- Stored data entries:
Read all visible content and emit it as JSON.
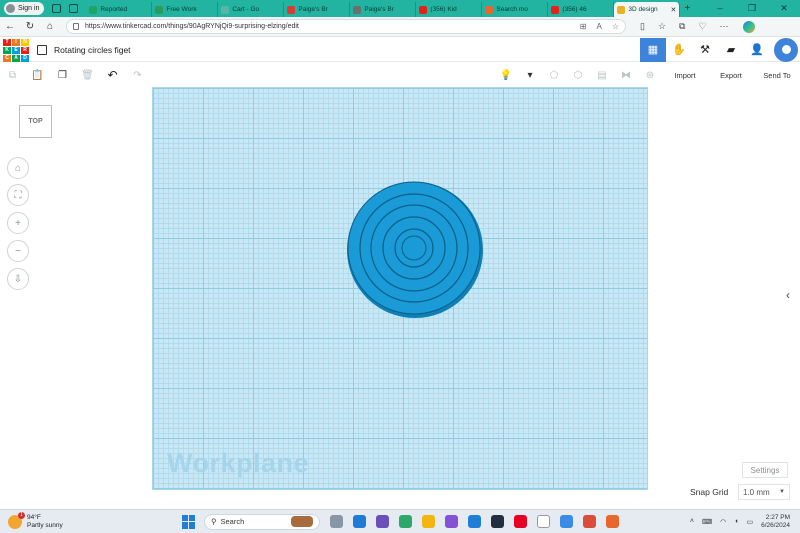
{
  "browser": {
    "signin_label": "Sign in",
    "tabs": [
      {
        "label": "Reported",
        "color": "#21a366"
      },
      {
        "label": "Free Work",
        "color": "#2c9a5d"
      },
      {
        "label": "Cart - Go",
        "color": "#55b6a8"
      },
      {
        "label": "Paige's Br",
        "color": "#d83b30"
      },
      {
        "label": "Paige's Br",
        "color": "#6b6f73"
      },
      {
        "label": "(356) Kid",
        "color": "#e62117"
      },
      {
        "label": "Search mo",
        "color": "#e8672e"
      },
      {
        "label": "(356) 46",
        "color": "#e62117"
      },
      {
        "label": "3D design",
        "color": "#e6b422",
        "active": true
      }
    ],
    "new_tab_icon": "+",
    "window_controls": [
      "–",
      "❐",
      "✕"
    ],
    "url": "https://www.tinkercad.com/things/90AgRYNjQi9-surprising-elzing/edit"
  },
  "app": {
    "logo_letters": [
      "T",
      "I",
      "N",
      "K",
      "E",
      "R",
      "C",
      "A",
      "D"
    ],
    "logo_colors": [
      "#e2231a",
      "#e87b1d",
      "#f7c900",
      "#00a650",
      "#00a0df",
      "#e2231a",
      "#e87b1d",
      "#00a650",
      "#00a0df"
    ],
    "design_title": "Rotating circles figet",
    "toolbar": {
      "import_label": "Import",
      "export_label": "Export",
      "sendto_label": "Send To"
    },
    "view_cube_label": "TOP",
    "workplane_label": "Workplane",
    "settings_label": "Settings",
    "snap_grid_label": "Snap Grid",
    "snap_grid_value": "1.0 mm",
    "shape_color": "#1a9ad6"
  },
  "taskbar": {
    "weather_badge": "1",
    "temperature": "94°F",
    "condition": "Partly sunny",
    "search_placeholder": "Search",
    "time": "2:27 PM",
    "date": "6/26/2024",
    "apps": [
      "#8a96a6",
      "#1e7bd6",
      "#6b4fbb",
      "#2ca86a",
      "#f2b50f",
      "#8251d6",
      "#1f7fd6",
      "#232f3e",
      "#e60023",
      "#ffffff",
      "#3b8ae6",
      "#d94d3a",
      "#e8672e"
    ]
  }
}
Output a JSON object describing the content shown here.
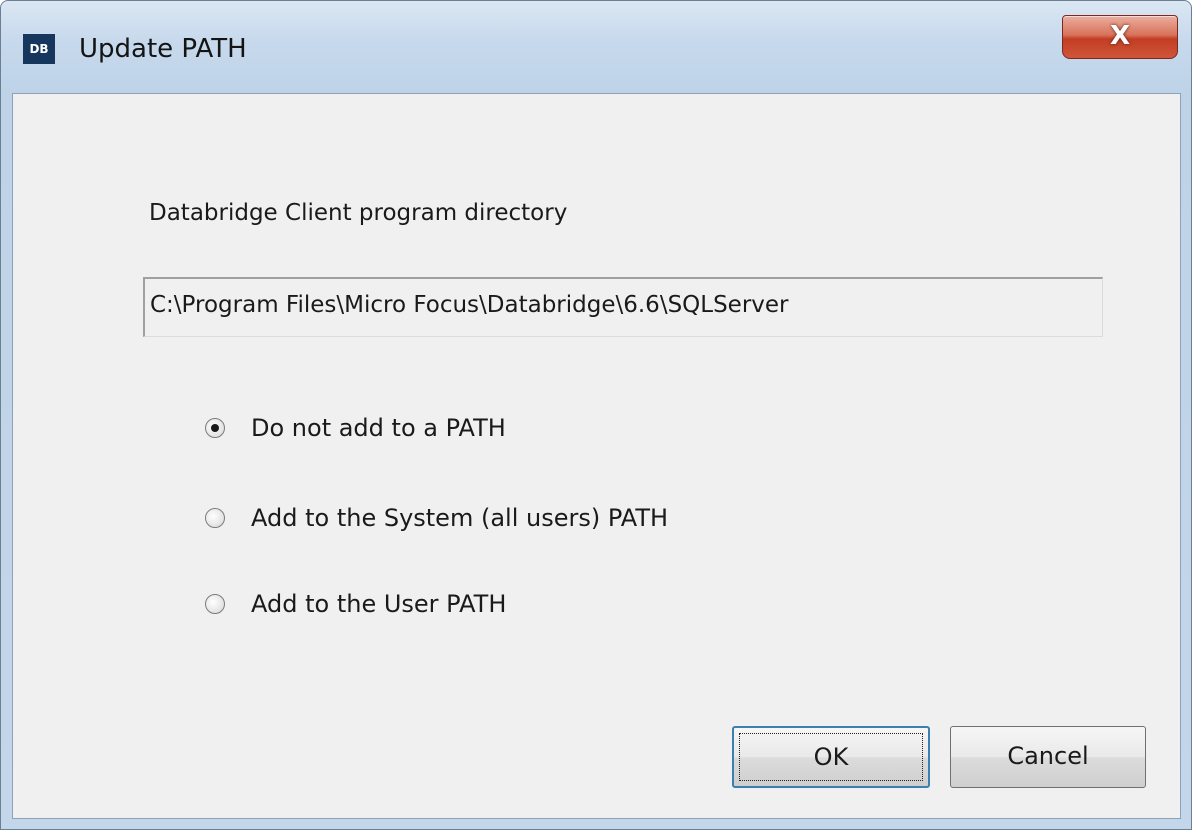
{
  "window": {
    "title": "Update PATH",
    "icon_text": "DB",
    "close_glyph": "X"
  },
  "directory": {
    "label": "Databridge Client program directory",
    "value": "C:\\Program Files\\Micro Focus\\Databridge\\6.6\\SQLServer"
  },
  "path_options": [
    {
      "label": "Do not add to a PATH",
      "selected": true
    },
    {
      "label": "Add to the System (all users) PATH",
      "selected": false
    },
    {
      "label": "Add to the User PATH",
      "selected": false
    }
  ],
  "buttons": {
    "ok_label": "OK",
    "cancel_label": "Cancel"
  },
  "icons": [
    "db-app-icon",
    "close-icon",
    "radio-icon"
  ],
  "colors": {
    "accent": "#3c7fb1",
    "close_button": "#c23d23",
    "icon_background": "#16365e"
  }
}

- GIVEN TASK: Copy out all the records exactly, excluding pictures.

- WRITTEN RESPONSE:
Read all visible content and emit it as JSON.
{
  "browser": {
    "signin_label": "Sign in",
    "tabs": [
      {
        "label": "Reported",
        "color": "#21a366"
      },
      {
        "label": "Free Work",
        "color": "#2c9a5d"
      },
      {
        "label": "Cart - Go",
        "color": "#55b6a8"
      },
      {
        "label": "Paige's Br",
        "color": "#d83b30"
      },
      {
        "label": "Paige's Br",
        "color": "#6b6f73"
      },
      {
        "label": "(356) Kid",
        "color": "#e62117"
      },
      {
        "label": "Search mo",
        "color": "#e8672e"
      },
      {
        "label": "(356) 46",
        "color": "#e62117"
      },
      {
        "label": "3D design",
        "color": "#e6b422",
        "active": true
      }
    ],
    "new_tab_icon": "+",
    "window_controls": [
      "–",
      "❐",
      "✕"
    ],
    "url": "https://www.tinkercad.com/things/90AgRYNjQi9-surprising-elzing/edit"
  },
  "app": {
    "logo_letters": [
      "T",
      "I",
      "N",
      "K",
      "E",
      "R",
      "C",
      "A",
      "D"
    ],
    "logo_colors": [
      "#e2231a",
      "#e87b1d",
      "#f7c900",
      "#00a650",
      "#00a0df",
      "#e2231a",
      "#e87b1d",
      "#00a650",
      "#00a0df"
    ],
    "design_title": "Rotating circles figet",
    "toolbar": {
      "import_label": "Import",
      "export_label": "Export",
      "sendto_label": "Send To"
    },
    "view_cube_label": "TOP",
    "workplane_label": "Workplane",
    "settings_label": "Settings",
    "snap_grid_label": "Snap Grid",
    "snap_grid_value": "1.0 mm",
    "shape_color": "#1a9ad6"
  },
  "taskbar": {
    "weather_badge": "1",
    "temperature": "94°F",
    "condition": "Partly sunny",
    "search_placeholder": "Search",
    "time": "2:27 PM",
    "date": "6/26/2024",
    "apps": [
      "#8a96a6",
      "#1e7bd6",
      "#6b4fbb",
      "#2ca86a",
      "#f2b50f",
      "#8251d6",
      "#1f7fd6",
      "#232f3e",
      "#e60023",
      "#ffffff",
      "#3b8ae6",
      "#d94d3a",
      "#e8672e"
    ]
  }
}
Output a JSON object describing the content shown here.
{
  "window": {
    "title": "Update PATH",
    "icon_text": "DB",
    "close_glyph": "X"
  },
  "directory": {
    "label": "Databridge Client program directory",
    "value": "C:\\Program Files\\Micro Focus\\Databridge\\6.6\\SQLServer"
  },
  "path_options": [
    {
      "label": "Do not add to a PATH",
      "selected": true
    },
    {
      "label": "Add to the System (all users) PATH",
      "selected": false
    },
    {
      "label": "Add to the User PATH",
      "selected": false
    }
  ],
  "buttons": {
    "ok_label": "OK",
    "cancel_label": "Cancel"
  },
  "icons": [
    "db-app-icon",
    "close-icon",
    "radio-icon"
  ],
  "colors": {
    "accent": "#3c7fb1",
    "close_button": "#c23d23",
    "icon_background": "#16365e"
  }
}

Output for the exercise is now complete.